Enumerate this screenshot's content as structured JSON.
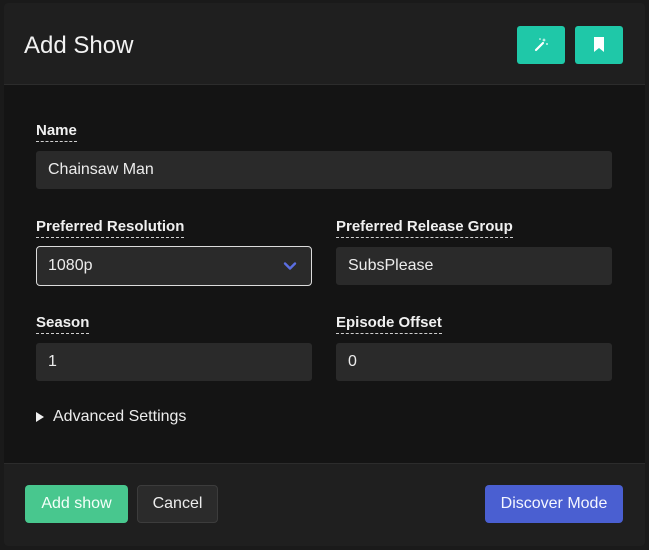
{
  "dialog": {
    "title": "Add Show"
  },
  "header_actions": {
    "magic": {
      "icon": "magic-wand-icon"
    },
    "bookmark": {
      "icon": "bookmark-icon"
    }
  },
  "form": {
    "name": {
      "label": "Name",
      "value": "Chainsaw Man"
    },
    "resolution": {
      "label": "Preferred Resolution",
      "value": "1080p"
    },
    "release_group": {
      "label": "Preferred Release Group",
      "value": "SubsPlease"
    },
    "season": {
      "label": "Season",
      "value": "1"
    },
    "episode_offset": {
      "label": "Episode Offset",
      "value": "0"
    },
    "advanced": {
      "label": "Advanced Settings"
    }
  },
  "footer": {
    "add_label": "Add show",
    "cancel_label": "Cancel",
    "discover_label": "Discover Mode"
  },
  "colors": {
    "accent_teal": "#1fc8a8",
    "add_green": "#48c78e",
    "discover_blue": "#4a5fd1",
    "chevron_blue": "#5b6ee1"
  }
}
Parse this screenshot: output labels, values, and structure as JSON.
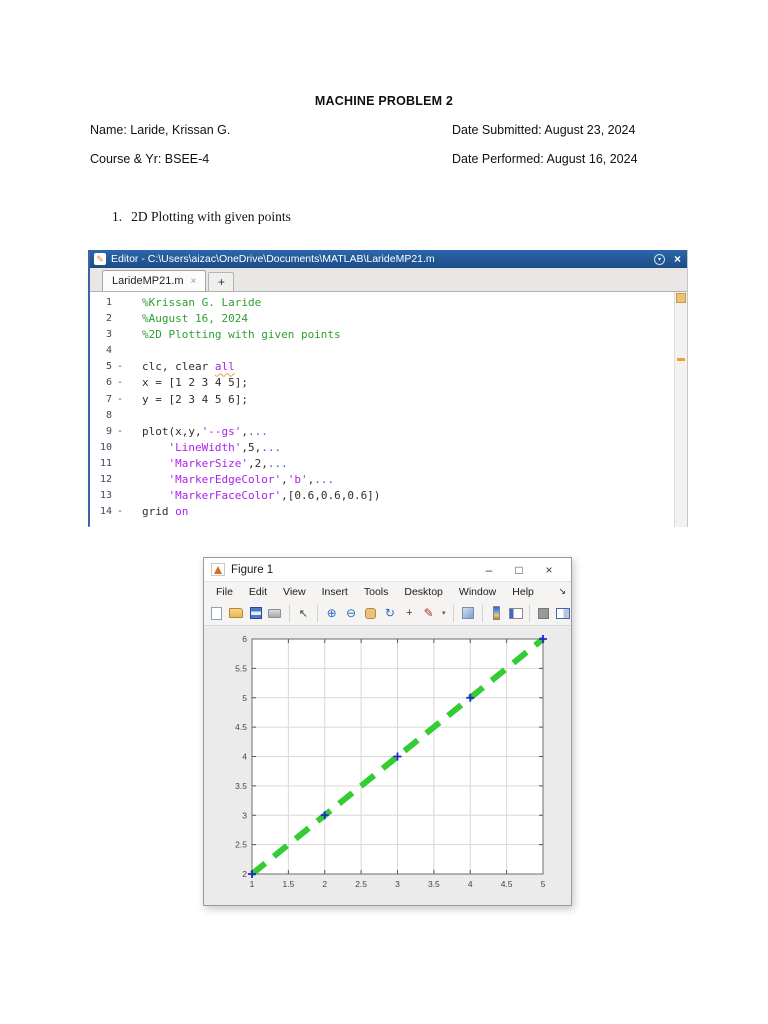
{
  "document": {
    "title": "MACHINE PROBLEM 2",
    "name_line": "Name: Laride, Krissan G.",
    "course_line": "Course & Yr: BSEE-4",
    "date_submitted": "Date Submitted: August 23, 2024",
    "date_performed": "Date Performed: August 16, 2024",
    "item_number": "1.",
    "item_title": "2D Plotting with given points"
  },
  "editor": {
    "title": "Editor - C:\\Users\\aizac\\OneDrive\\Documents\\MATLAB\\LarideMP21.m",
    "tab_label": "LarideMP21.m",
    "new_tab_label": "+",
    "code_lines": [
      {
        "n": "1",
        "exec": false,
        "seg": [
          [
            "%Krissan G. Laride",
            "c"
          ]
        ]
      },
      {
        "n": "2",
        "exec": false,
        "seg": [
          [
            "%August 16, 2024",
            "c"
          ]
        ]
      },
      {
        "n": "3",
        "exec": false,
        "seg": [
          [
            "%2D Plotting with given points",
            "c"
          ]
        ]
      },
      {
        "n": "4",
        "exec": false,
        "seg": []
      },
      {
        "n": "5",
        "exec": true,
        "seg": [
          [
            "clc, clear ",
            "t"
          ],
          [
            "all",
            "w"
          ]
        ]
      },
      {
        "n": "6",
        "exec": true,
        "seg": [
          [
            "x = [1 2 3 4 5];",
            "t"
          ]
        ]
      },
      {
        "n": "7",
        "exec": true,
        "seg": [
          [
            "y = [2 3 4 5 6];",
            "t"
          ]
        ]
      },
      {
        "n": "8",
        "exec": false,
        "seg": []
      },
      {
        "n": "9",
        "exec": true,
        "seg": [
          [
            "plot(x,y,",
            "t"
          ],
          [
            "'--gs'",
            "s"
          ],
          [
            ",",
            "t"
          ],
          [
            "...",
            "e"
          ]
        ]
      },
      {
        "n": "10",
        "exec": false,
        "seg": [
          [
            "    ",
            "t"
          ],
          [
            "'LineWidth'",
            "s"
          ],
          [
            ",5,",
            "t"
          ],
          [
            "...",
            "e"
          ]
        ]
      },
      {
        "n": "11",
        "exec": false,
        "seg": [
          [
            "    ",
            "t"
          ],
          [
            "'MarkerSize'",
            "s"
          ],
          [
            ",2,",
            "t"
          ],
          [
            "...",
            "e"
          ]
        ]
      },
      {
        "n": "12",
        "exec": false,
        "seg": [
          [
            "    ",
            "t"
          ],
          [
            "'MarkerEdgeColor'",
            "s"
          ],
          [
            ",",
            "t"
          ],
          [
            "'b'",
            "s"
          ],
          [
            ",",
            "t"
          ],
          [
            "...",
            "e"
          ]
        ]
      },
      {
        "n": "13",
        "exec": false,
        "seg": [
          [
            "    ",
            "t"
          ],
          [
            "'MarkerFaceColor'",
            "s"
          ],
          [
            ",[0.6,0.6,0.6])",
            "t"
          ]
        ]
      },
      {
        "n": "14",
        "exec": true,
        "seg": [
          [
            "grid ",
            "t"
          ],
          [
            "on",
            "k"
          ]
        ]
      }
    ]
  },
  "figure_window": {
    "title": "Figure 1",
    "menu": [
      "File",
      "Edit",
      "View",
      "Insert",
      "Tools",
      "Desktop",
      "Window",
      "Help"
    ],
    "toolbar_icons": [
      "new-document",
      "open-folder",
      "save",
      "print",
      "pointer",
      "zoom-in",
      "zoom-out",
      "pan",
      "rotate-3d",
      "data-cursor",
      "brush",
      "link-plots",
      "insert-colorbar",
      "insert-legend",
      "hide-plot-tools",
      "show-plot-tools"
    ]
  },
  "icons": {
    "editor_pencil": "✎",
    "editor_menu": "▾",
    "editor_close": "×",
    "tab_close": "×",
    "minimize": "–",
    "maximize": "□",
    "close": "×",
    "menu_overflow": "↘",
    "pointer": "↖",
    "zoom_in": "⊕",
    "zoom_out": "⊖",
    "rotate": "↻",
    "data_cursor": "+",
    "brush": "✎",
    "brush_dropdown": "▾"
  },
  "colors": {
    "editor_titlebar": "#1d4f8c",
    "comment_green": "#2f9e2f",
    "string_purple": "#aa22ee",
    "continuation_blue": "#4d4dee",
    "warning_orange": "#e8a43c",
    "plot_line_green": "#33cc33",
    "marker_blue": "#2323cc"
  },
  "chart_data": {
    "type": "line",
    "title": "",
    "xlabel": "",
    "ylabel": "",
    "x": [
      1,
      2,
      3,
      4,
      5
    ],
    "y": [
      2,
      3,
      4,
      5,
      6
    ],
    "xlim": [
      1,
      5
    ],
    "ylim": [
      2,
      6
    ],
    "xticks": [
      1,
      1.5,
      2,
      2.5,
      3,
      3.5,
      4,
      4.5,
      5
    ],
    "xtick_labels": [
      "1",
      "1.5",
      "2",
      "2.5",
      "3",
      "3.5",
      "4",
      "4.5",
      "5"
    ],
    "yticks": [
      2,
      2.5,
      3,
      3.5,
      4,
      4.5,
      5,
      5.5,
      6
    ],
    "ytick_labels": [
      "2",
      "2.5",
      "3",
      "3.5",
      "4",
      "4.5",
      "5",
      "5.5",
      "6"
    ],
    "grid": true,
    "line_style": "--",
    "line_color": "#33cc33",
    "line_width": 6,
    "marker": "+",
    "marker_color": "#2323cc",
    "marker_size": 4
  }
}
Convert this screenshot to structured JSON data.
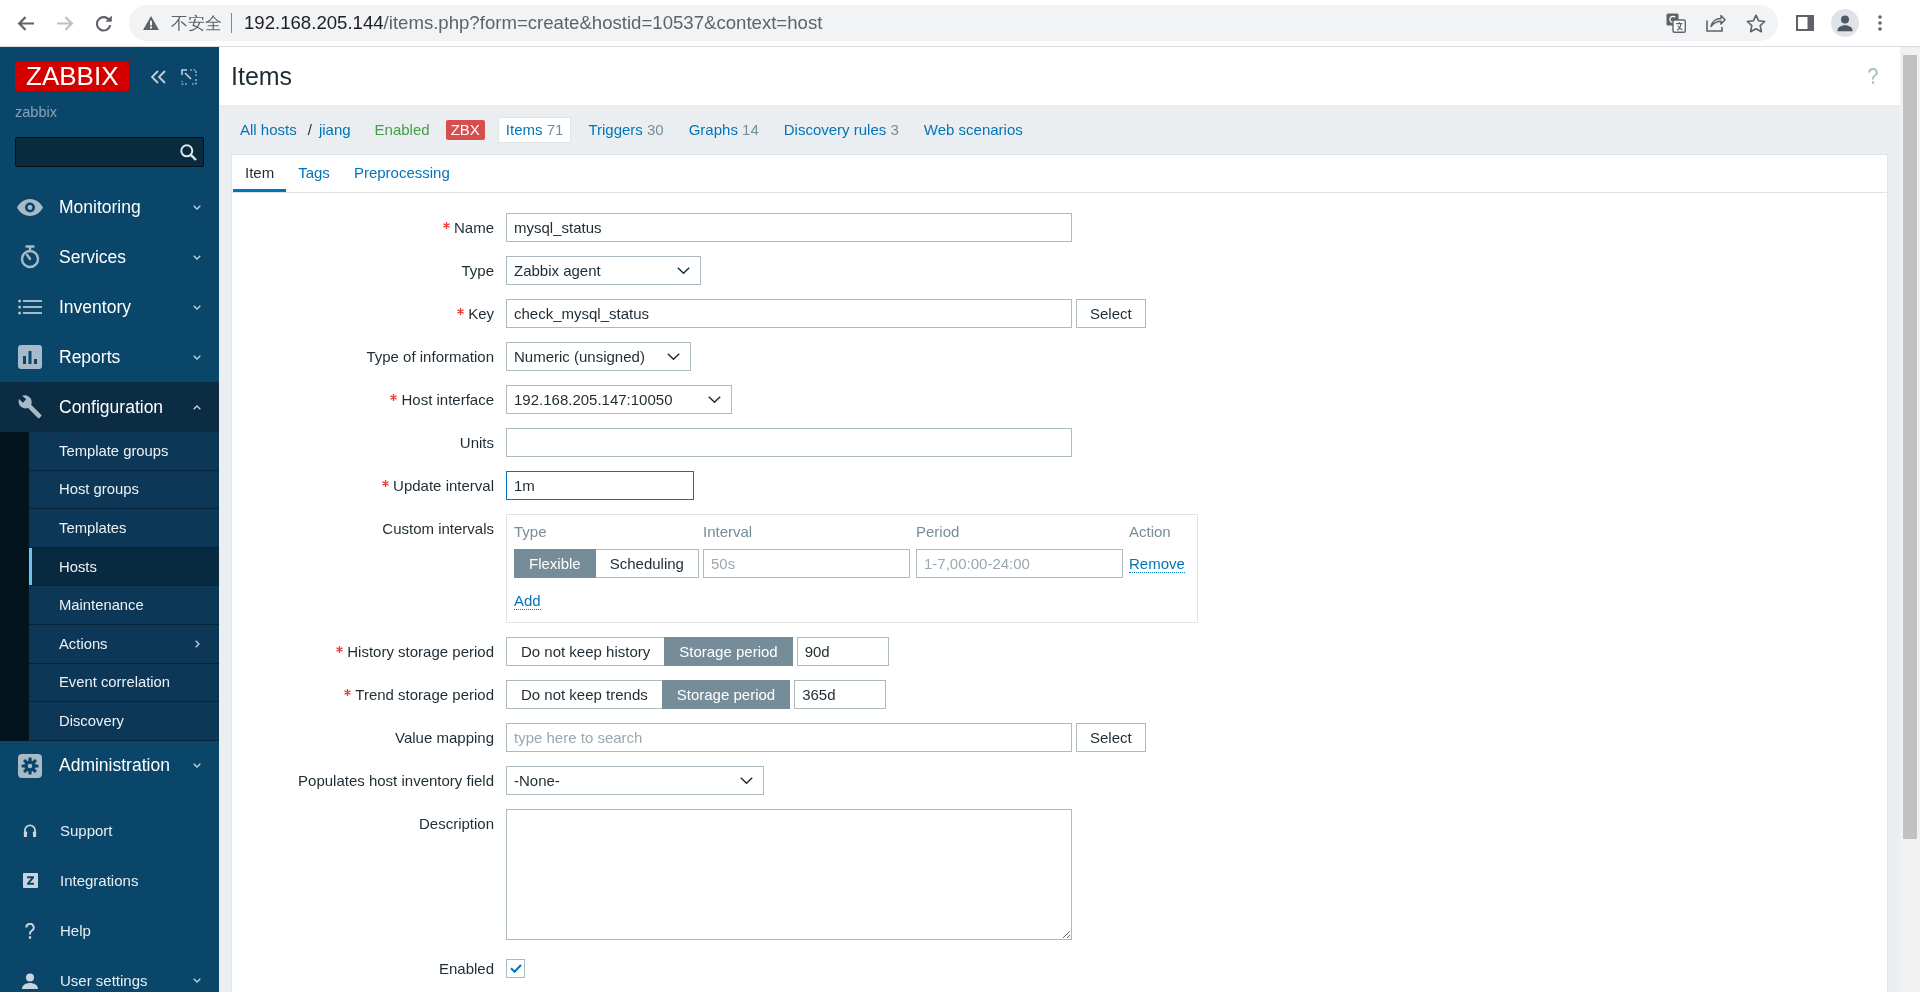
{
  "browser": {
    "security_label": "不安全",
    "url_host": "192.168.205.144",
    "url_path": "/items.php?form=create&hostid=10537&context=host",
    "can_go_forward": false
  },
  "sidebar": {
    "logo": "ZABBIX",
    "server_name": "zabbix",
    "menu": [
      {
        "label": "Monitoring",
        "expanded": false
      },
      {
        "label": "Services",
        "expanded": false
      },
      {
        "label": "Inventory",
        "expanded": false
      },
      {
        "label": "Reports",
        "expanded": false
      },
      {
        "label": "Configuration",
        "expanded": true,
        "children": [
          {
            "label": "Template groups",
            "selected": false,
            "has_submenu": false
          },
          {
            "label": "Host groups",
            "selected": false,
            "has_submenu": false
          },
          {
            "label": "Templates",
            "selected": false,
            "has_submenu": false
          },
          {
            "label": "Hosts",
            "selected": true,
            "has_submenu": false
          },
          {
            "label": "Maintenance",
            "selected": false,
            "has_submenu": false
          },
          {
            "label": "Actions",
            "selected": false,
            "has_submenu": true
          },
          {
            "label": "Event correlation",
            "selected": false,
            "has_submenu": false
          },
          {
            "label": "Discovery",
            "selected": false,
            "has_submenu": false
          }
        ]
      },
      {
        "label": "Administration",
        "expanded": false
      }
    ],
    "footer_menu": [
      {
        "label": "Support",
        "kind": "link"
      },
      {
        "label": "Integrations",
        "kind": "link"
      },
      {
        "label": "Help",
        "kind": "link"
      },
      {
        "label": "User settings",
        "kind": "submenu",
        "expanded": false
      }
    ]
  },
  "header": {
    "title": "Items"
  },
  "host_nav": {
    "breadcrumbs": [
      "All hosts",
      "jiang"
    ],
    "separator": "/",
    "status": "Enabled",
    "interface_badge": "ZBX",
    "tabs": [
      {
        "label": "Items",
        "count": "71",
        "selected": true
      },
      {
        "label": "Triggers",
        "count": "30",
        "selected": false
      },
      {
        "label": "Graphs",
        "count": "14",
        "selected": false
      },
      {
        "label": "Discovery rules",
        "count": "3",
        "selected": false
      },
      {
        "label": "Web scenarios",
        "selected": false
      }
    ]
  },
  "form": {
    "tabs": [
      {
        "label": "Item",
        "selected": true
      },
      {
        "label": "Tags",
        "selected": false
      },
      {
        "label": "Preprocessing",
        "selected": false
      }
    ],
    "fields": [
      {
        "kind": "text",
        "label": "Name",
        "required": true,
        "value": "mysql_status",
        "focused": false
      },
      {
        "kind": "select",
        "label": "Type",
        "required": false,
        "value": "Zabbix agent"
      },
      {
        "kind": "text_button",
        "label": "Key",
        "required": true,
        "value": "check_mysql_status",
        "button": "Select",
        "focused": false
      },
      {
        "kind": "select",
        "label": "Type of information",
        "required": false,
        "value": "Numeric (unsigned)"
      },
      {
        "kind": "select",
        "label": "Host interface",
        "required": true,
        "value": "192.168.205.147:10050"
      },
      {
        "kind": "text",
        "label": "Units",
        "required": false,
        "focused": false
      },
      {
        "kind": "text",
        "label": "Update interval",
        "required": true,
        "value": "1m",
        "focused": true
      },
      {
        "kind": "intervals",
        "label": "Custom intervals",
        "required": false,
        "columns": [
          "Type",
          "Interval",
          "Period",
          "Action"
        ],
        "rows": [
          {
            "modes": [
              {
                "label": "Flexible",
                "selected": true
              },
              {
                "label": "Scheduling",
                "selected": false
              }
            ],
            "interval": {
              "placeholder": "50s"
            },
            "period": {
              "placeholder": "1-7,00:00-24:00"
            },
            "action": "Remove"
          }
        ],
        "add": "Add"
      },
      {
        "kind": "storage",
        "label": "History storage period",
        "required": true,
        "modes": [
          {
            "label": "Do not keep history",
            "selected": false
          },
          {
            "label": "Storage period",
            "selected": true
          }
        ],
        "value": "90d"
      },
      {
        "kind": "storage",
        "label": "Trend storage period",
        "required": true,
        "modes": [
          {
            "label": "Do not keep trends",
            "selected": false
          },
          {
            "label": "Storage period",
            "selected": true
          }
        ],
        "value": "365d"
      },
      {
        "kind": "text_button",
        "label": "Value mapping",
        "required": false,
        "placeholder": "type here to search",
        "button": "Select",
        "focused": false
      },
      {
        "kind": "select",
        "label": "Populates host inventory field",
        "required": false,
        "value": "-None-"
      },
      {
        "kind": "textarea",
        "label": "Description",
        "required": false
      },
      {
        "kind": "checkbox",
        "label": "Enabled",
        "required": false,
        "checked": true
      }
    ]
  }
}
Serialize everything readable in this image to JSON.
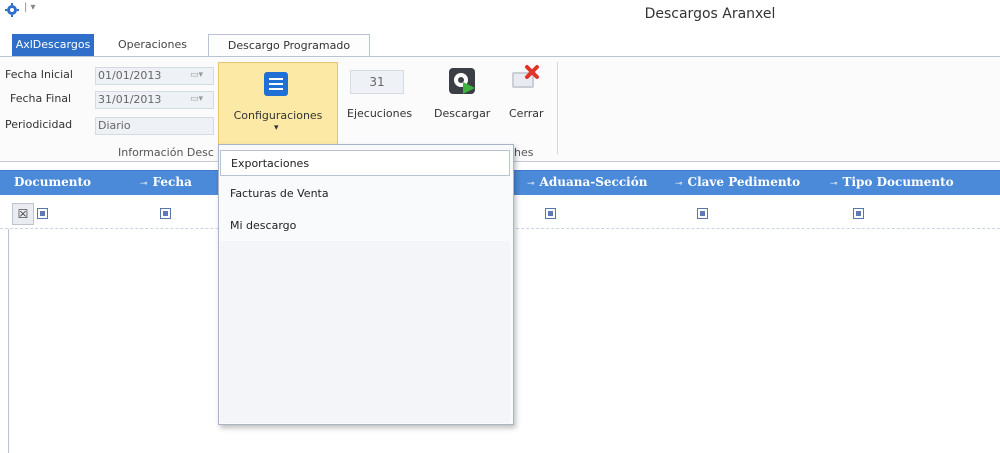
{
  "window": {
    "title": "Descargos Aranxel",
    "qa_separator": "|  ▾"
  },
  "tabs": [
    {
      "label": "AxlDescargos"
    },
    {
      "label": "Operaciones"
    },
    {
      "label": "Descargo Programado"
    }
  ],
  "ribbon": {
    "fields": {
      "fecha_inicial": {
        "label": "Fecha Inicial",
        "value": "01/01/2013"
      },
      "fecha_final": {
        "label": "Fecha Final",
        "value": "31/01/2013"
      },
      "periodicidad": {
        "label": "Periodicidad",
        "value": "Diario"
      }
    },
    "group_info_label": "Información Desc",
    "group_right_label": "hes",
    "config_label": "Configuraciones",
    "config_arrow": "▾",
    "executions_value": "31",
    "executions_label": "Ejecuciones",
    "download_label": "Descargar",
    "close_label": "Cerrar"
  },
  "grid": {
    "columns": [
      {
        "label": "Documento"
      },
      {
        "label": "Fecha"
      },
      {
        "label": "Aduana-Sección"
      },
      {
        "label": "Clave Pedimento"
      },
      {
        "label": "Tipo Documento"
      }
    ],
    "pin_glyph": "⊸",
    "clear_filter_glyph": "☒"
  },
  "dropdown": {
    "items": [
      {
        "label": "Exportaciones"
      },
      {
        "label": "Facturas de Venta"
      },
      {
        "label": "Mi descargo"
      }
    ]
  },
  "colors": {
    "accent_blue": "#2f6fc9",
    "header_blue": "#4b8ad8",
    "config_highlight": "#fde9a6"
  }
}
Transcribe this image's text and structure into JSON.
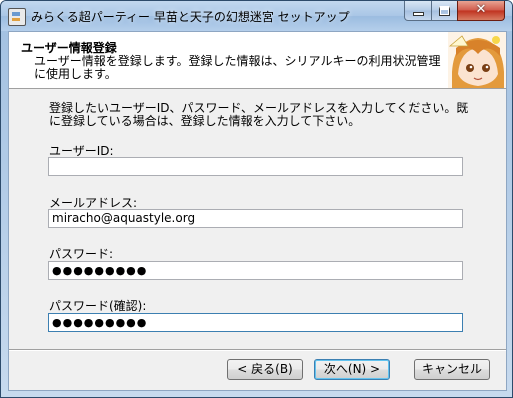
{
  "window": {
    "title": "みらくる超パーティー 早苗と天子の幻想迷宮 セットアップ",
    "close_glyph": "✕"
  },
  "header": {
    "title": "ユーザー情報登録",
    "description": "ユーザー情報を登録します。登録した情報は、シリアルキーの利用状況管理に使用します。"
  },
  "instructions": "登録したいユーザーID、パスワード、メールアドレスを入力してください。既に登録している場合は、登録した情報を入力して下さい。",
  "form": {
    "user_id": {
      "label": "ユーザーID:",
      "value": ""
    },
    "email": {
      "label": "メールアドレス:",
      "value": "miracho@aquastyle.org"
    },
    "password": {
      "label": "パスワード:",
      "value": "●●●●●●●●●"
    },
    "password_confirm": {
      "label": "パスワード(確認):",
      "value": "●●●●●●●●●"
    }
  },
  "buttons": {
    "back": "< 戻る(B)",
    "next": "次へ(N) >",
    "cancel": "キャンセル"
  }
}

——————————

**WHAT THE EXERCISE ASKS**. Search the records for the word "given", then list every line that has it.

**FINISHED EXERCISE**.
    "item_title": "2D Plotting with given points"
            "%2D Plotting with given points",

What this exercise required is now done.